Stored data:
===
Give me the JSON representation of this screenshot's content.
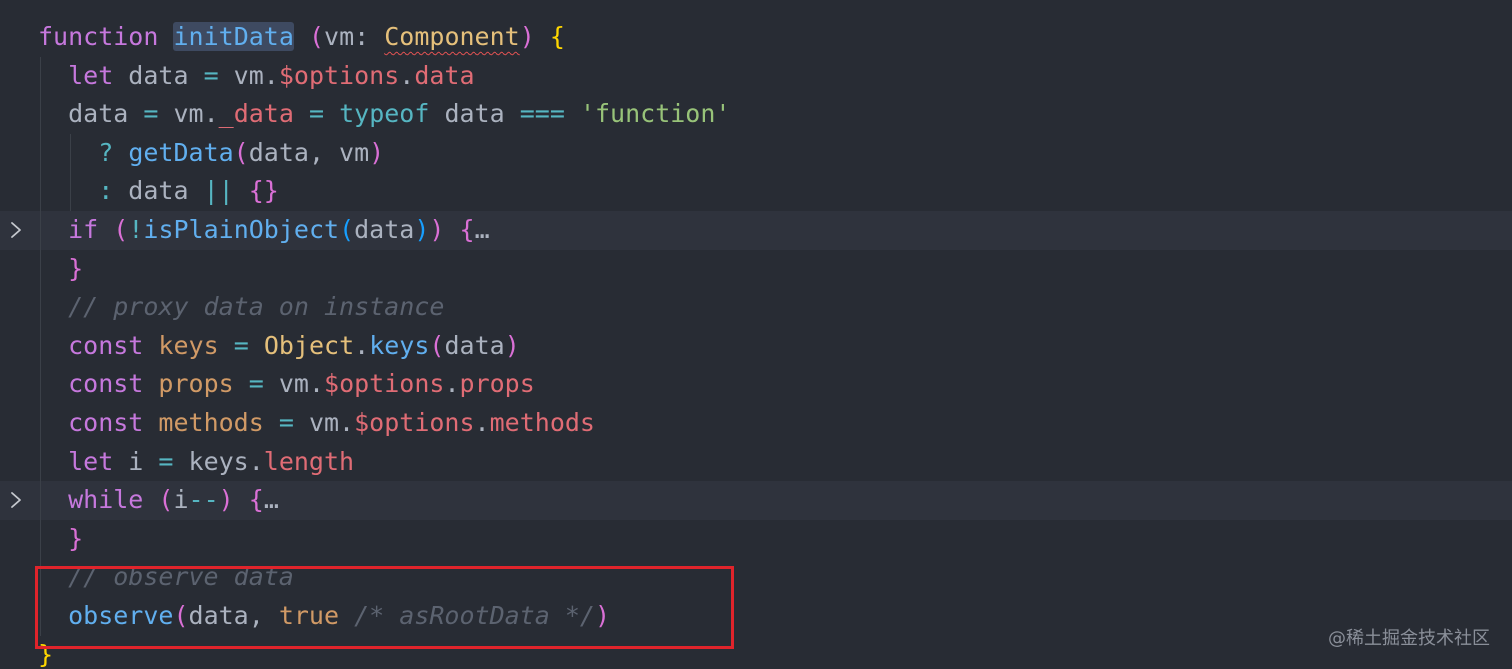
{
  "editor": {
    "theme": {
      "background": "#282c34",
      "highlight_box": "#e0242b"
    },
    "lines": [
      {
        "tokens": [
          {
            "t": "function",
            "c": "kw"
          },
          {
            "t": " "
          },
          {
            "t": "initData",
            "c": "fn sel"
          },
          {
            "t": " "
          },
          {
            "t": "(",
            "c": "brk2"
          },
          {
            "t": "vm",
            "c": "var"
          },
          {
            "t": ": ",
            "c": "var"
          },
          {
            "t": "Component",
            "c": "cls squiggle"
          },
          {
            "t": ")",
            "c": "brk2"
          },
          {
            "t": " "
          },
          {
            "t": "{",
            "c": "brk1"
          }
        ]
      },
      {
        "tokens": [
          {
            "t": "let",
            "c": "kw"
          },
          {
            "t": " data ",
            "c": "var"
          },
          {
            "t": "=",
            "c": "op"
          },
          {
            "t": " vm.",
            "c": "var"
          },
          {
            "t": "$options",
            "c": "prop"
          },
          {
            "t": ".",
            "c": "var"
          },
          {
            "t": "data",
            "c": "prop"
          }
        ]
      },
      {
        "tokens": [
          {
            "t": "data ",
            "c": "var"
          },
          {
            "t": "=",
            "c": "op"
          },
          {
            "t": " vm.",
            "c": "var"
          },
          {
            "t": "_data",
            "c": "prop"
          },
          {
            "t": " "
          },
          {
            "t": "=",
            "c": "op"
          },
          {
            "t": " "
          },
          {
            "t": "typeof",
            "c": "op"
          },
          {
            "t": " data ",
            "c": "var"
          },
          {
            "t": "===",
            "c": "op"
          },
          {
            "t": " "
          },
          {
            "t": "'function'",
            "c": "str"
          }
        ]
      },
      {
        "tokens": [
          {
            "t": "?",
            "c": "op"
          },
          {
            "t": " "
          },
          {
            "t": "getData",
            "c": "fn"
          },
          {
            "t": "(",
            "c": "brk2"
          },
          {
            "t": "data, vm",
            "c": "var"
          },
          {
            "t": ")",
            "c": "brk2"
          }
        ]
      },
      {
        "tokens": [
          {
            "t": ":",
            "c": "op"
          },
          {
            "t": " data ",
            "c": "var"
          },
          {
            "t": "||",
            "c": "op"
          },
          {
            "t": " "
          },
          {
            "t": "{}",
            "c": "brk2"
          }
        ]
      },
      {
        "folded": true,
        "tokens": [
          {
            "t": "if",
            "c": "kw"
          },
          {
            "t": " "
          },
          {
            "t": "(",
            "c": "brk2"
          },
          {
            "t": "!",
            "c": "op"
          },
          {
            "t": "isPlainObject",
            "c": "fn"
          },
          {
            "t": "(",
            "c": "brk3"
          },
          {
            "t": "data",
            "c": "var"
          },
          {
            "t": ")",
            "c": "brk3"
          },
          {
            "t": ")",
            "c": "brk2"
          },
          {
            "t": " "
          },
          {
            "t": "{",
            "c": "brk2"
          },
          {
            "t": "…",
            "c": "ell"
          }
        ]
      },
      {
        "tokens": [
          {
            "t": "}",
            "c": "brk2"
          }
        ]
      },
      {
        "tokens": [
          {
            "t": "// proxy data on instance",
            "c": "cmt"
          }
        ]
      },
      {
        "tokens": [
          {
            "t": "const",
            "c": "kw"
          },
          {
            "t": " "
          },
          {
            "t": "keys",
            "c": "cst"
          },
          {
            "t": " "
          },
          {
            "t": "=",
            "c": "op"
          },
          {
            "t": " "
          },
          {
            "t": "Object",
            "c": "cls"
          },
          {
            "t": ".",
            "c": "var"
          },
          {
            "t": "keys",
            "c": "fn"
          },
          {
            "t": "(",
            "c": "brk2"
          },
          {
            "t": "data",
            "c": "var"
          },
          {
            "t": ")",
            "c": "brk2"
          }
        ]
      },
      {
        "tokens": [
          {
            "t": "const",
            "c": "kw"
          },
          {
            "t": " "
          },
          {
            "t": "props",
            "c": "cst"
          },
          {
            "t": " "
          },
          {
            "t": "=",
            "c": "op"
          },
          {
            "t": " vm.",
            "c": "var"
          },
          {
            "t": "$options",
            "c": "prop"
          },
          {
            "t": ".",
            "c": "var"
          },
          {
            "t": "props",
            "c": "prop"
          }
        ]
      },
      {
        "tokens": [
          {
            "t": "const",
            "c": "kw"
          },
          {
            "t": " "
          },
          {
            "t": "methods",
            "c": "cst"
          },
          {
            "t": " "
          },
          {
            "t": "=",
            "c": "op"
          },
          {
            "t": " vm.",
            "c": "var"
          },
          {
            "t": "$options",
            "c": "prop"
          },
          {
            "t": ".",
            "c": "var"
          },
          {
            "t": "methods",
            "c": "prop"
          }
        ]
      },
      {
        "tokens": [
          {
            "t": "let",
            "c": "kw"
          },
          {
            "t": " i ",
            "c": "var"
          },
          {
            "t": "=",
            "c": "op"
          },
          {
            "t": " keys.",
            "c": "var"
          },
          {
            "t": "length",
            "c": "prop"
          }
        ]
      },
      {
        "folded": true,
        "tokens": [
          {
            "t": "while",
            "c": "kw"
          },
          {
            "t": " "
          },
          {
            "t": "(",
            "c": "brk2"
          },
          {
            "t": "i",
            "c": "var"
          },
          {
            "t": "--",
            "c": "op"
          },
          {
            "t": ")",
            "c": "brk2"
          },
          {
            "t": " "
          },
          {
            "t": "{",
            "c": "brk2"
          },
          {
            "t": "…",
            "c": "ell"
          }
        ]
      },
      {
        "tokens": [
          {
            "t": "}",
            "c": "brk2"
          }
        ]
      },
      {
        "tokens": [
          {
            "t": "// observe data",
            "c": "cmt"
          }
        ]
      },
      {
        "tokens": [
          {
            "t": "observe",
            "c": "fn"
          },
          {
            "t": "(",
            "c": "brk2"
          },
          {
            "t": "data, ",
            "c": "var"
          },
          {
            "t": "true",
            "c": "cst"
          },
          {
            "t": " "
          },
          {
            "t": "/* asRootData */",
            "c": "cmt"
          },
          {
            "t": ")",
            "c": "brk2"
          }
        ]
      },
      {
        "tokens": [
          {
            "t": "}",
            "c": "brk1"
          }
        ]
      }
    ]
  },
  "watermark": "@稀土掘金技术社区"
}
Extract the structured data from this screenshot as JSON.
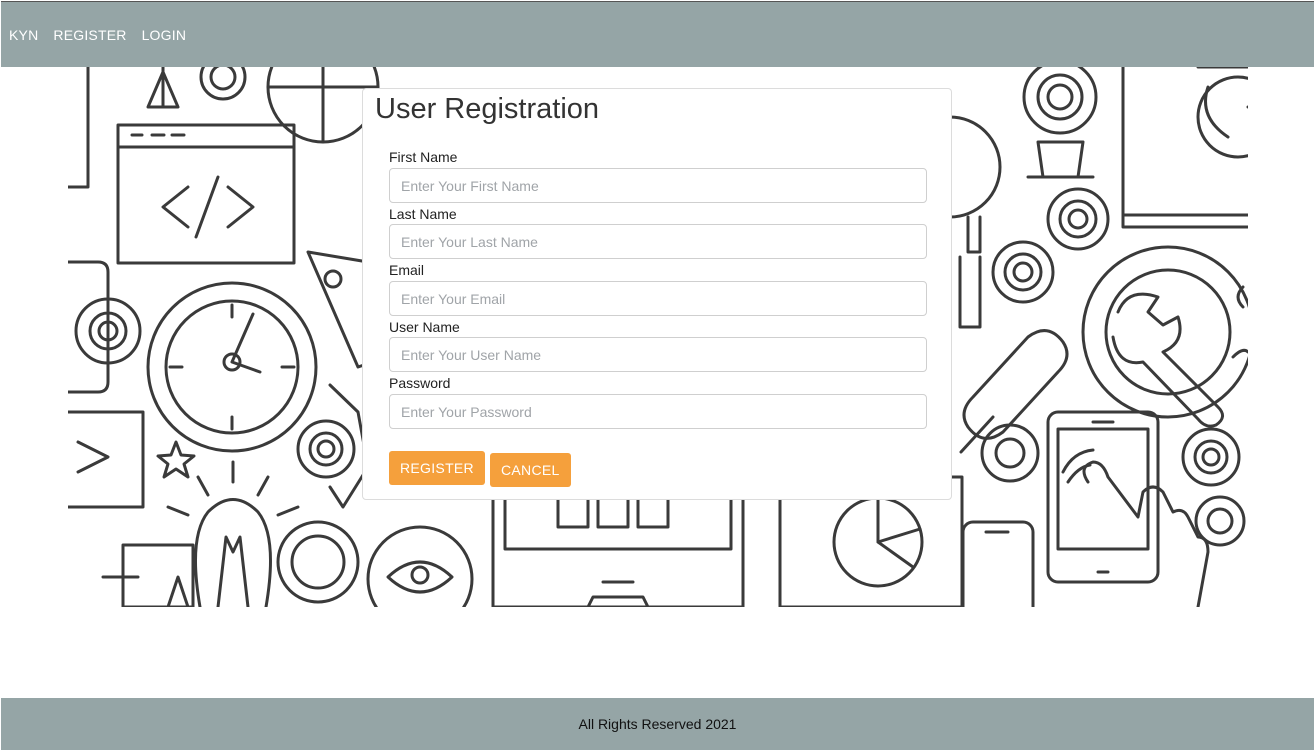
{
  "nav": {
    "brand": "KYN",
    "links": [
      "REGISTER",
      "LOGIN"
    ]
  },
  "hero": {
    "background_art": "line-art technology icons pattern"
  },
  "form": {
    "title": "User Registration",
    "fields": [
      {
        "label": "First Name",
        "placeholder": "Enter Your First Name",
        "value": ""
      },
      {
        "label": "Last Name",
        "placeholder": "Enter Your Last Name",
        "value": ""
      },
      {
        "label": "Email",
        "placeholder": "Enter Your Email",
        "value": ""
      },
      {
        "label": "User Name",
        "placeholder": "Enter Your User Name",
        "value": ""
      },
      {
        "label": "Password",
        "placeholder": "Enter Your Password",
        "value": ""
      }
    ],
    "buttons": {
      "register": "REGISTER",
      "cancel": "CANCEL"
    }
  },
  "footer": {
    "text": "All Rights Reserved 2021"
  },
  "colors": {
    "nav_bg": "#95a5a6",
    "button_bg": "#f5a03c"
  }
}
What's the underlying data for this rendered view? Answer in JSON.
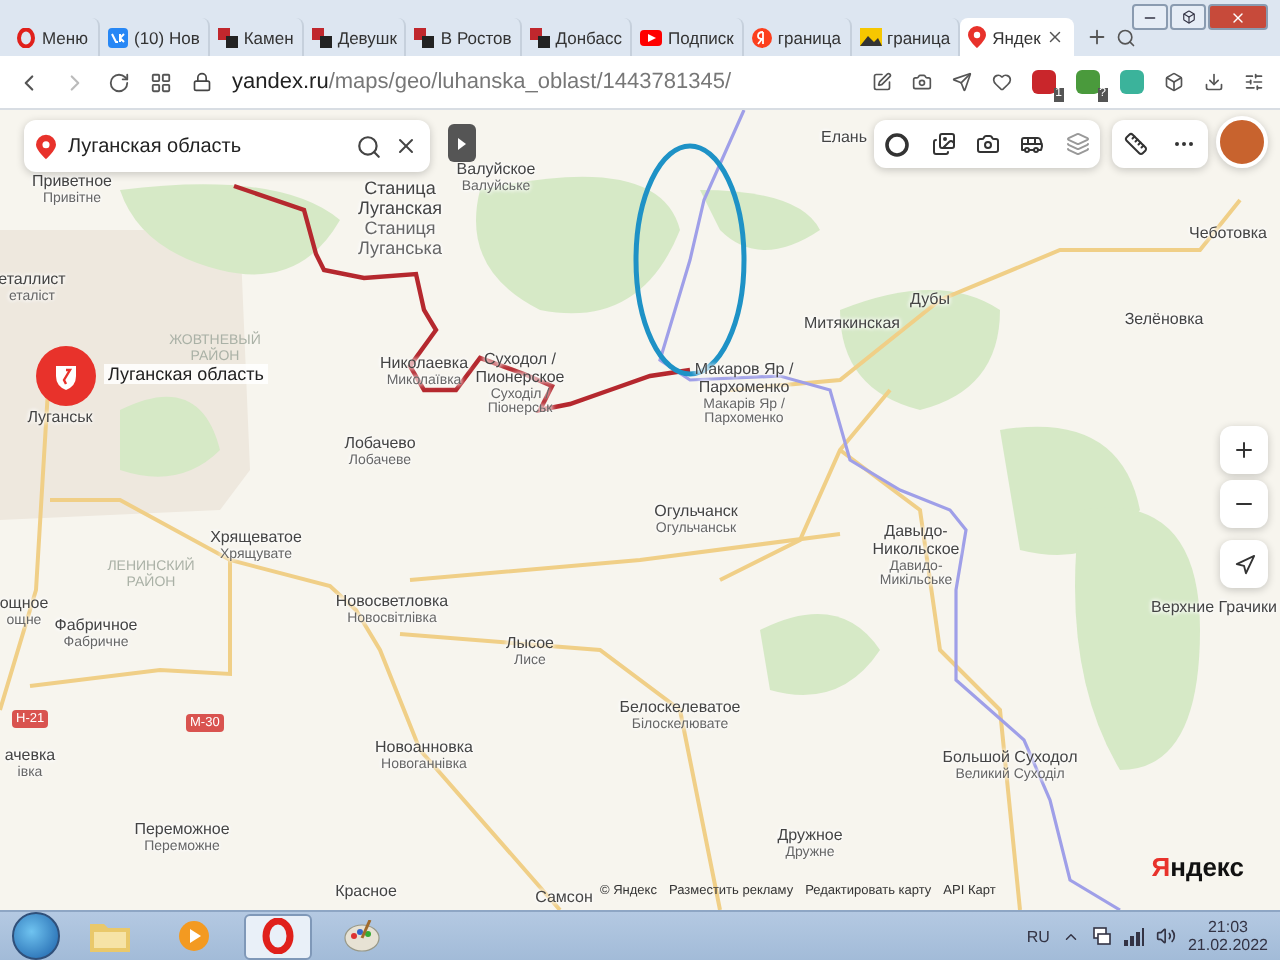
{
  "browser": {
    "tabs": [
      {
        "label": "Меню",
        "kind": "menu",
        "selected": false
      },
      {
        "label": "(10) Нов",
        "kind": "vk",
        "selected": false
      },
      {
        "label": "Камен",
        "kind": "forum",
        "selected": false
      },
      {
        "label": "Девушк",
        "kind": "forum",
        "selected": false
      },
      {
        "label": "В Ростов",
        "kind": "forum",
        "selected": false
      },
      {
        "label": "Донбасс",
        "kind": "forum",
        "selected": false
      },
      {
        "label": "Подписк",
        "kind": "video",
        "selected": false
      },
      {
        "label": "граница",
        "kind": "search",
        "selected": false
      },
      {
        "label": "граница",
        "kind": "image",
        "selected": false
      },
      {
        "label": "Яндек",
        "kind": "maps",
        "selected": true
      }
    ],
    "address": {
      "host": "yandex.ru",
      "path": "/maps/geo/luhanska_oblast/1443781345/"
    },
    "extension_badges": [
      "1",
      "?"
    ]
  },
  "map": {
    "search": {
      "value": "Луганская область"
    },
    "marker_label": "Луганская область",
    "districts": [
      "ЖОВТНЕВЫЙ РАЙОН",
      "ЛЕНИНСКИЙ РАЙОН"
    ],
    "places": [
      {
        "name": "Елань"
      },
      {
        "name": "Приветное",
        "alt": "Привітне"
      },
      {
        "name": "Станица Луганская",
        "alt": "Станиця Луганська"
      },
      {
        "name": "Валуйское",
        "alt": "Валуйське"
      },
      {
        "name": "Чеботовка"
      },
      {
        "name": "еталлист",
        "alt": "еталіст"
      },
      {
        "name": "Дубы"
      },
      {
        "name": "Митякинская"
      },
      {
        "name": "Зелёновка"
      },
      {
        "name": "Луганськ"
      },
      {
        "name": "Николаевка",
        "alt": "Миколаївка"
      },
      {
        "name": "Суходол / Пионерское",
        "alt": "Суходіл / Піонерськ"
      },
      {
        "name": "Макаров Яр / Пархоменко",
        "alt": "Макарів Яр / Пархоменко"
      },
      {
        "name": "Лобачево",
        "alt": "Лобачеве"
      },
      {
        "name": "Хрящеватое",
        "alt": "Хрящувате"
      },
      {
        "name": "Огульчанск",
        "alt": "Огульчанськ"
      },
      {
        "name": "ощное",
        "alt": "ощне"
      },
      {
        "name": "Фабричное",
        "alt": "Фабричне"
      },
      {
        "name": "Новосветловка",
        "alt": "Новосвітлівка"
      },
      {
        "name": "Давыдо-Никольское",
        "alt": "Давидо-Микільське"
      },
      {
        "name": "Верхние Грачики"
      },
      {
        "name": "Лысое",
        "alt": "Лисе"
      },
      {
        "name": "Белоскелеватое",
        "alt": "Білоскелювате"
      },
      {
        "name": "ачевка",
        "alt": "івка"
      },
      {
        "name": "Новоанновка",
        "alt": "Новоганнівка"
      },
      {
        "name": "Большой Суходол",
        "alt": "Великий Суходіл"
      },
      {
        "name": "Переможное",
        "alt": "Переможне"
      },
      {
        "name": "Дружное",
        "alt": "Дружне"
      },
      {
        "name": "Красное"
      },
      {
        "name": "Самсон"
      }
    ],
    "road_signs": [
      "Н-21",
      "М-30"
    ],
    "footer": [
      "© Яндекс",
      "Разместить рекламу",
      "Редактировать карту",
      "API Карт"
    ],
    "logo": "Яндекс"
  },
  "taskbar": {
    "apps": [
      {
        "kind": "folder",
        "selected": false
      },
      {
        "kind": "player",
        "selected": false
      },
      {
        "kind": "opera",
        "selected": true
      },
      {
        "kind": "paint",
        "selected": false
      }
    ],
    "language": "RU",
    "time": "21:03",
    "date": "21.02.2022"
  }
}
===
- _DO THIS_
List every line above that holds the word "User".

- _SOLUTION_
    "title": "User Registration",
        "label": "User Name",
        "placeholder": "Enter Your User Name",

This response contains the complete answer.